Pick out the lines below that include the string "position".
Start of RECORD EXCERPTS
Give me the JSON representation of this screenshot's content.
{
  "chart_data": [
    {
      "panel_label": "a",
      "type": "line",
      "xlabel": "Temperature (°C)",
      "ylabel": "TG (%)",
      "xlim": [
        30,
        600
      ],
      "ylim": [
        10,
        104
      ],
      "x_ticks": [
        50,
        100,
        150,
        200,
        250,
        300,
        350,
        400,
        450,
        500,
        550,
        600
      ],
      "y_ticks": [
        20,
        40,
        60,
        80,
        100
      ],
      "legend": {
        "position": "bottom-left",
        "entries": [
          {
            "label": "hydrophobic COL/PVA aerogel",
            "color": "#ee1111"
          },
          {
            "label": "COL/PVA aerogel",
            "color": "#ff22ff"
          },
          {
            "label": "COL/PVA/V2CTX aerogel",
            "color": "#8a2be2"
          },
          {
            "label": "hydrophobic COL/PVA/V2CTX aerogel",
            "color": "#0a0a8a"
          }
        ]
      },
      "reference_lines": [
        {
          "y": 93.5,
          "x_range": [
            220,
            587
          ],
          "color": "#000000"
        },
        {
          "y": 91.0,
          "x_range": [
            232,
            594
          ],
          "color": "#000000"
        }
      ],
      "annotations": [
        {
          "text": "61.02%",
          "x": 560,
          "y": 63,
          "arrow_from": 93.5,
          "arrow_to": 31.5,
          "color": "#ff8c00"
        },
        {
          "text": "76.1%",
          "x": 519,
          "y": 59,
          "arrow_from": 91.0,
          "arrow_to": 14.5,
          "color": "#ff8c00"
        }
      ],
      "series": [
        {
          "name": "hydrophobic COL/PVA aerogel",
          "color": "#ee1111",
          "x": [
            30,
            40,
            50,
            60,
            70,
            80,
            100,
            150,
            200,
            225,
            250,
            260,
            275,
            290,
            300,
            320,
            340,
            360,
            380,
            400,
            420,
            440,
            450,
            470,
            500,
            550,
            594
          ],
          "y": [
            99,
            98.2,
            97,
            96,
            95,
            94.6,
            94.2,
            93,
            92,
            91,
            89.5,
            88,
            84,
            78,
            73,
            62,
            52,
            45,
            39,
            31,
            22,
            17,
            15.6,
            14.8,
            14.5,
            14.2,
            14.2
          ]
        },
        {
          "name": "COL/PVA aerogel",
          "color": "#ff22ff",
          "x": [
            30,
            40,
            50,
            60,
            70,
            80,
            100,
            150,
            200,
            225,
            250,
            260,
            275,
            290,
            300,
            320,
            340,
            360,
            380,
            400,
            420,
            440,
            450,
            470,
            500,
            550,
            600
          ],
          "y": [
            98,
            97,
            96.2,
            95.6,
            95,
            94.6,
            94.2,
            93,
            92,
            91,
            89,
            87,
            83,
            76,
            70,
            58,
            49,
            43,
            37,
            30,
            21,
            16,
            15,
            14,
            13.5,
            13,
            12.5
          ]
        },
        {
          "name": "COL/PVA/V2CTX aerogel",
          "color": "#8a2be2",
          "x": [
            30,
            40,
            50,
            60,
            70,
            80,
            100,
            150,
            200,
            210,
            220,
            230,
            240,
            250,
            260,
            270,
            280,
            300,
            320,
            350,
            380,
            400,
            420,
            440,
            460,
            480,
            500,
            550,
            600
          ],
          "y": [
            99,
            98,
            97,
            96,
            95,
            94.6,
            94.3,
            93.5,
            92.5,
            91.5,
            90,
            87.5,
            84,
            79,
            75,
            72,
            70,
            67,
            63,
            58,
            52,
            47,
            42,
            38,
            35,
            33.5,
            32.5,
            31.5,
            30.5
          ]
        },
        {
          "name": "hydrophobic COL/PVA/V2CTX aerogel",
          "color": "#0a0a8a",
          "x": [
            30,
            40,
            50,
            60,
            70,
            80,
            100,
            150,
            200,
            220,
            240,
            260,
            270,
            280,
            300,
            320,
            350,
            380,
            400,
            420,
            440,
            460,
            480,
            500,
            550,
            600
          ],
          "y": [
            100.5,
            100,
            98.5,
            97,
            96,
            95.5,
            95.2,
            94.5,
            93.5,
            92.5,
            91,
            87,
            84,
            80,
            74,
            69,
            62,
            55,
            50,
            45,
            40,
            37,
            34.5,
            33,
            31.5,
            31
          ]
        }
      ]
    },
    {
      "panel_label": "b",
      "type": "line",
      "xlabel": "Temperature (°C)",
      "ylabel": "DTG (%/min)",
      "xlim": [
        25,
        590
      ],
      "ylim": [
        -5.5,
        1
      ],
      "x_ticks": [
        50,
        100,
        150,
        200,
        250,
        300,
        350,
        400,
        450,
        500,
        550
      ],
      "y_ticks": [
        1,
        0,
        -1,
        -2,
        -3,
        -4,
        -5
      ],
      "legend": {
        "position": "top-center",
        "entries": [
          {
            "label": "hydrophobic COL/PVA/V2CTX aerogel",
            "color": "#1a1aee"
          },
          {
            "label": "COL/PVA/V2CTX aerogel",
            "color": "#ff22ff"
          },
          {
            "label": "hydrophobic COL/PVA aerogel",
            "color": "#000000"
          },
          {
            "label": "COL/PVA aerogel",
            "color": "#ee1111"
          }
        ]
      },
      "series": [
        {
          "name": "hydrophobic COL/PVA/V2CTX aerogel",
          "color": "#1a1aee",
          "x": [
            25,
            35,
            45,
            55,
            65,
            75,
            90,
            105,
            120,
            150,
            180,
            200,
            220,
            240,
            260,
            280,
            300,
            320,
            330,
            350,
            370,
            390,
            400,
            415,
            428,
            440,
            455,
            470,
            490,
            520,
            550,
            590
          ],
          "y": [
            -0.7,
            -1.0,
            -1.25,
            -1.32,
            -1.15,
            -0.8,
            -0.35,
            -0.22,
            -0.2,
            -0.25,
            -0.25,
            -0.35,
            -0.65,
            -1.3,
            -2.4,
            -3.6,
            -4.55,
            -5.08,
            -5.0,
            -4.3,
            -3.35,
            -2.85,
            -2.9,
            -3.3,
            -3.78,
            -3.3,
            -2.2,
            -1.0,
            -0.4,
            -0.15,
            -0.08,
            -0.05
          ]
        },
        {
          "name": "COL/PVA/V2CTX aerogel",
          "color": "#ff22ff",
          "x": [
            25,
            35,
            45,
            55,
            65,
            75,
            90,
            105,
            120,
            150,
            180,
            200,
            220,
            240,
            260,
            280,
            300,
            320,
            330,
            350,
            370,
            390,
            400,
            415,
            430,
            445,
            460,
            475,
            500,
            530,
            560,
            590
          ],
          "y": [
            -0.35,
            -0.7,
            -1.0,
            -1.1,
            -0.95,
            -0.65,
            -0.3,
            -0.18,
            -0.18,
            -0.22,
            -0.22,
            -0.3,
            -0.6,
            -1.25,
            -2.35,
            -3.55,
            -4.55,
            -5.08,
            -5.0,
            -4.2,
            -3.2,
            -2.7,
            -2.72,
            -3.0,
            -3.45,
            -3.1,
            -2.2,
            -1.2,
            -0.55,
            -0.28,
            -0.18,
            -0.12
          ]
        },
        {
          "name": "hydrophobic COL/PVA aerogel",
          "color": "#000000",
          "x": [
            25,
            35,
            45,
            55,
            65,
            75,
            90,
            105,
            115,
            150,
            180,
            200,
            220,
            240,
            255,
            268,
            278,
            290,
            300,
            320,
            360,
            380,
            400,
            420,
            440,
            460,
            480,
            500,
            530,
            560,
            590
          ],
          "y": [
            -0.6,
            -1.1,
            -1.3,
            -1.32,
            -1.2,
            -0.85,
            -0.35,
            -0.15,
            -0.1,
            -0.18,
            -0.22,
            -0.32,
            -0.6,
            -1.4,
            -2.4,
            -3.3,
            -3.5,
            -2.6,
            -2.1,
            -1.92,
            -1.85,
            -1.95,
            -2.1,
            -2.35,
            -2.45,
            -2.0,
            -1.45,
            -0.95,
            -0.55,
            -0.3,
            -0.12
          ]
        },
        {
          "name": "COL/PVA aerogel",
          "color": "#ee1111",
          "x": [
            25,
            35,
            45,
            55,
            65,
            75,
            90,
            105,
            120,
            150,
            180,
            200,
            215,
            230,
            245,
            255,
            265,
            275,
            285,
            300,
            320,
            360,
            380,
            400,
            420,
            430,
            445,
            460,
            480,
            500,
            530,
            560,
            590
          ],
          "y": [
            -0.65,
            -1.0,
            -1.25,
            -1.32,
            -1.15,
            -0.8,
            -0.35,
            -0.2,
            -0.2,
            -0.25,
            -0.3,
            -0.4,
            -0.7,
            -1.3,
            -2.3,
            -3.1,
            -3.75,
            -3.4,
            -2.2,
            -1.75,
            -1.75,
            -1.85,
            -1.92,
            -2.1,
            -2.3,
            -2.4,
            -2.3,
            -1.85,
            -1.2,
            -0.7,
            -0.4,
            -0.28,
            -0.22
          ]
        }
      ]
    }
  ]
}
End of RECORD EXCERPTS
**SOLUTION TO THIS PROBLEM**
        "position": "bottom-left",
        "position": "top-center",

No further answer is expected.